++++ Supplied passage
Washington: The Mediterranean diet has been named as one of the healthiest diets, reducing the mortality risk of people over 65 years of age by 25 per cent.
A study by the Department of Epidemiology and Prevention of the I.R.C.C.S. Neuromed, in Molise, Italy, analysed the relationship between the traditional Mediterranean diet and mortality in a sample of more than 5,000 people over 65 years of age participating in the Moli-Sani Study and followed-up for 8 years.
In addition to data from the Moli-sani Study participants, Italian researchers also analysed other epidemiological studies published in several countries, for a total of 12,000 subjects. Results clearly indicate that the Mediterranean diet is an authentic life-saving shield, able to significantly reduce the risk of mortality in elderly people.
This effect is maintained despite the Mediterranean diet has changed considerably over the years, with pantries full of supermarket products and with a lifestyle very different from the one followed by original Mediterranean farmers.
The foods that, in the context of a Mediterranean-type dietary model, are able to offer greater protection include a high consumption of monounsaturated fats (widely present in extra virgin olive oil) and fish, but also a moderate consumption of alcohol, preferably during meals.
First author of the study, Marialaura Bonaccio said, "The novelty of our research is to have focused our attention on a population over 65 years old. We already knew that the Mediterranean diet is able to reduce the risk of mortality in the general population, but we did not know whether it would be the same specifically for elderly people. "
The full findings are present in the British Journal of Nutrition.
++++++++
++++ Data excerpts
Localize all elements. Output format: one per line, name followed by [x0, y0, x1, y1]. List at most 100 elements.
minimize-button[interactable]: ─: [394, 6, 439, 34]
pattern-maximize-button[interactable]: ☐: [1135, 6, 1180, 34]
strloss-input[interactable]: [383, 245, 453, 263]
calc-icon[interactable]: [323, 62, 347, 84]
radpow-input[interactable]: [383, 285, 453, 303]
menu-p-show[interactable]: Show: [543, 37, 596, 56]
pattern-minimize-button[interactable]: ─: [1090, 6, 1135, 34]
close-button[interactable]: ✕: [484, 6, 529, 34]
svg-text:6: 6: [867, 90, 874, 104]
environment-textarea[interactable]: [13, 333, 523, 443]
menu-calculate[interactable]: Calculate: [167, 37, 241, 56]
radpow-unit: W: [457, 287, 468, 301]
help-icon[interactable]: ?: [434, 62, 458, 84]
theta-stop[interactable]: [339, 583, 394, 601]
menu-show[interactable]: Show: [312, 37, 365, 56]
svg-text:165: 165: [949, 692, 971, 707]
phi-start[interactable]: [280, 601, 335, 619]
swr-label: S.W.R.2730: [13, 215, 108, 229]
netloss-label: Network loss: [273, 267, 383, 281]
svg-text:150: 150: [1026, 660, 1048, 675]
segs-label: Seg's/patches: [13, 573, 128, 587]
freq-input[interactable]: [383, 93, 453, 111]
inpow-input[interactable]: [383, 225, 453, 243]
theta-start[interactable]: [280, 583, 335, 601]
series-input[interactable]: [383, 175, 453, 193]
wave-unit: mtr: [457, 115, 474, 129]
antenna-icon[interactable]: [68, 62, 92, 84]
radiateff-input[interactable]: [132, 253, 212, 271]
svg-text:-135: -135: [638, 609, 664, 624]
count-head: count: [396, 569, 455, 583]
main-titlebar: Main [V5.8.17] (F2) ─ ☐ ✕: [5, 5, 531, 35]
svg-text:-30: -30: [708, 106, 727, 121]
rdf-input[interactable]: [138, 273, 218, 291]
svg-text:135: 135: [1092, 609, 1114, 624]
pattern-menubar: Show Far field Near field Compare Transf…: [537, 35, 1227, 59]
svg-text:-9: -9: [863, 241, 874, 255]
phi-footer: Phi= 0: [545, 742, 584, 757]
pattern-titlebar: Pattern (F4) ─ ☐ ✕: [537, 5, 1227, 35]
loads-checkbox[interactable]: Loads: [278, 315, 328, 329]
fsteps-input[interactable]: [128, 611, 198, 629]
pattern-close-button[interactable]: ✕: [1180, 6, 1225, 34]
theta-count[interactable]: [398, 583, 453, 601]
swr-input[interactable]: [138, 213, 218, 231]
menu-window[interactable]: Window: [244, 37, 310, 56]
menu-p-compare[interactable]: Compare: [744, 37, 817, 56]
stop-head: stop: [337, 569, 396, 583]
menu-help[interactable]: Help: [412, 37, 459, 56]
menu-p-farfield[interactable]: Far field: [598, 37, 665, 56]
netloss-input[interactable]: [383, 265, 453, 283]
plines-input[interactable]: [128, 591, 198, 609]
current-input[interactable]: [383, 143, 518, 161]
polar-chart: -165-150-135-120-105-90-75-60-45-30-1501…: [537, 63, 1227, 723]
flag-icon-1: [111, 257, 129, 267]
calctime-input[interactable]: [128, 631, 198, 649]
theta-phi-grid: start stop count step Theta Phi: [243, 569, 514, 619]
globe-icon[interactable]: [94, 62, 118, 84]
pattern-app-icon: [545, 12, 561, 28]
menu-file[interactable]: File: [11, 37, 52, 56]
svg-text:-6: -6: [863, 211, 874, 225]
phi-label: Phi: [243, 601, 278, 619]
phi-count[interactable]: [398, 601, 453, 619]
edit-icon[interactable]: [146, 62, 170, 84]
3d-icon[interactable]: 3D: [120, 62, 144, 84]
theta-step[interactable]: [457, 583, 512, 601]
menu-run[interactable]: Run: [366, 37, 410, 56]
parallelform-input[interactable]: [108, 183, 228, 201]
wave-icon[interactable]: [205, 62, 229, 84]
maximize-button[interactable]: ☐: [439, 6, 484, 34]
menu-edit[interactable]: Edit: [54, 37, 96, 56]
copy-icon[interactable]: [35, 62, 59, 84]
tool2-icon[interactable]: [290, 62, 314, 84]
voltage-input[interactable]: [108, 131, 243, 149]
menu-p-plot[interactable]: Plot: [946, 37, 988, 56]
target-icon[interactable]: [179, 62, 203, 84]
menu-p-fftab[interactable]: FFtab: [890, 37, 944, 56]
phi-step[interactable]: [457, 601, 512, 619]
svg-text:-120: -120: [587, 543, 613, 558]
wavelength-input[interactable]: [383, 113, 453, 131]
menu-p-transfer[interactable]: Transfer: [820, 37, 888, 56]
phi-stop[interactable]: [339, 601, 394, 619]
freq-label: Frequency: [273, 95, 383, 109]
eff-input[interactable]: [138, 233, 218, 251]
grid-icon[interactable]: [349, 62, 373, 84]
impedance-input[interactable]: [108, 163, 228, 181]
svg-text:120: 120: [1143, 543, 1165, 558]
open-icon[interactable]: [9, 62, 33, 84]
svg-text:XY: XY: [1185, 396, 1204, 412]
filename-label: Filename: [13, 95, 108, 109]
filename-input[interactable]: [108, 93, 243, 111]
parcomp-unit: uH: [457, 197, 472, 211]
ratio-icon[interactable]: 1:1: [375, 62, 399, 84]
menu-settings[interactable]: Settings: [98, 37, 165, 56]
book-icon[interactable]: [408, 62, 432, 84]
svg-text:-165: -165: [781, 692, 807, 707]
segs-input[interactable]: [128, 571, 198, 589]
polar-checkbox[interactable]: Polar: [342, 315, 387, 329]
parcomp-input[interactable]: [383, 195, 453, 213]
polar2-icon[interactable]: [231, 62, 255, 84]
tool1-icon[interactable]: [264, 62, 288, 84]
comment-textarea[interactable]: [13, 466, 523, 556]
++++++++
▶ **Required actions**:
- a) Do these statements agree with the Mediterranean diet article? Answer yes or no for each, quoting the words of the article that decide it. (i) Participants in the study were followed for 8 years. (ii) The researchers' analysis covered a total of 5,000 subjects across all studies. (iii) The full findings appear in the British Journal of Nutrition.
- b) Please echo the stretch of the Mediterranean diet article from "The foods that, in" through "Journal of Nutrition.".

▶ **Answers given**:
- a)
(i) Yes: "followed-up for 8 years"
(ii) No: "for a total of 12,000 subjects"
(iii) Yes: "The full findings are present in the British Journal of Nutrition."

- b)
The foods that, in the context of a Mediterranean-type dietary model, are able to offer greater protection include a high consumption of monounsaturated fats (widely present in extra virgin olive oil) and fish, but also a moderate consumption of alcohol, preferably during meals.
First author of the study, Marialaura Bonaccio said, "The novelty of our research is to have focused our attention on a population over 65 years old. We already knew that the Mediterranean diet is able to reduce the risk of mortality in the general population, but we did not know whether it would be the same specifically for elderly people. "
The full findings are present in the British Journal of Nutrition.